_WRITTEN EXERCISE_. Copy each line exactly. Drop every picture.

_INPUT DATA_.
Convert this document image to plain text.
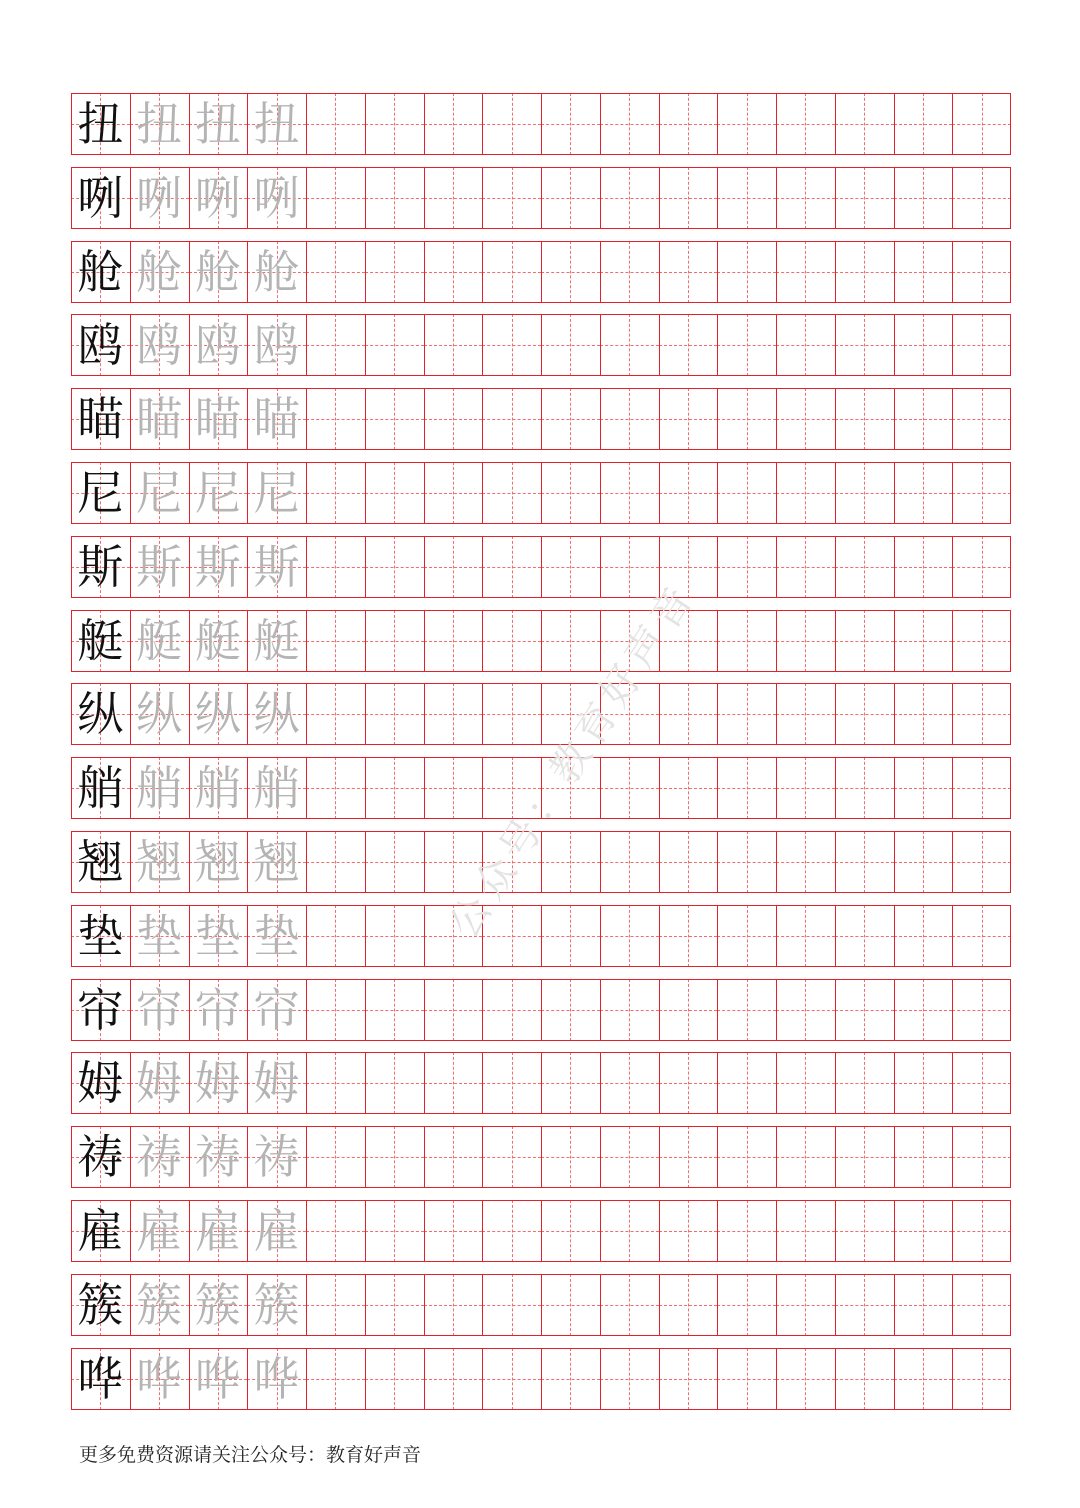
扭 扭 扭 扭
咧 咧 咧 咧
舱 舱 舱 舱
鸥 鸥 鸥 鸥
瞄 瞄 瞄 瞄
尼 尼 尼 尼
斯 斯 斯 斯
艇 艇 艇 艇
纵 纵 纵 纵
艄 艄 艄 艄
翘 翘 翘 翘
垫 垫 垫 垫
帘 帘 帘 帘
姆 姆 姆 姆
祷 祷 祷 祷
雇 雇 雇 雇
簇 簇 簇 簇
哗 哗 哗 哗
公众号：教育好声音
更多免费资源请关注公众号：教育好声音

_FINAL RESULT_.
Convert this document image to plain text.
扭 扭 扭 扭
咧 咧 咧 咧
舱 舱 舱 舱
鸥 鸥 鸥 鸥
瞄 瞄 瞄 瞄
尼 尼 尼 尼
斯 斯 斯 斯
艇 艇 艇 艇
纵 纵 纵 纵
艄 艄 艄 艄
翘 翘 翘 翘
垫 垫 垫 垫
帘 帘 帘 帘
姆 姆 姆 姆
祷 祷 祷 祷
雇 雇 雇 雇
簇 簇 簇 簇
哗 哗 哗 哗
公众号：教育好声音
更多免费资源请关注公众号：教育好声音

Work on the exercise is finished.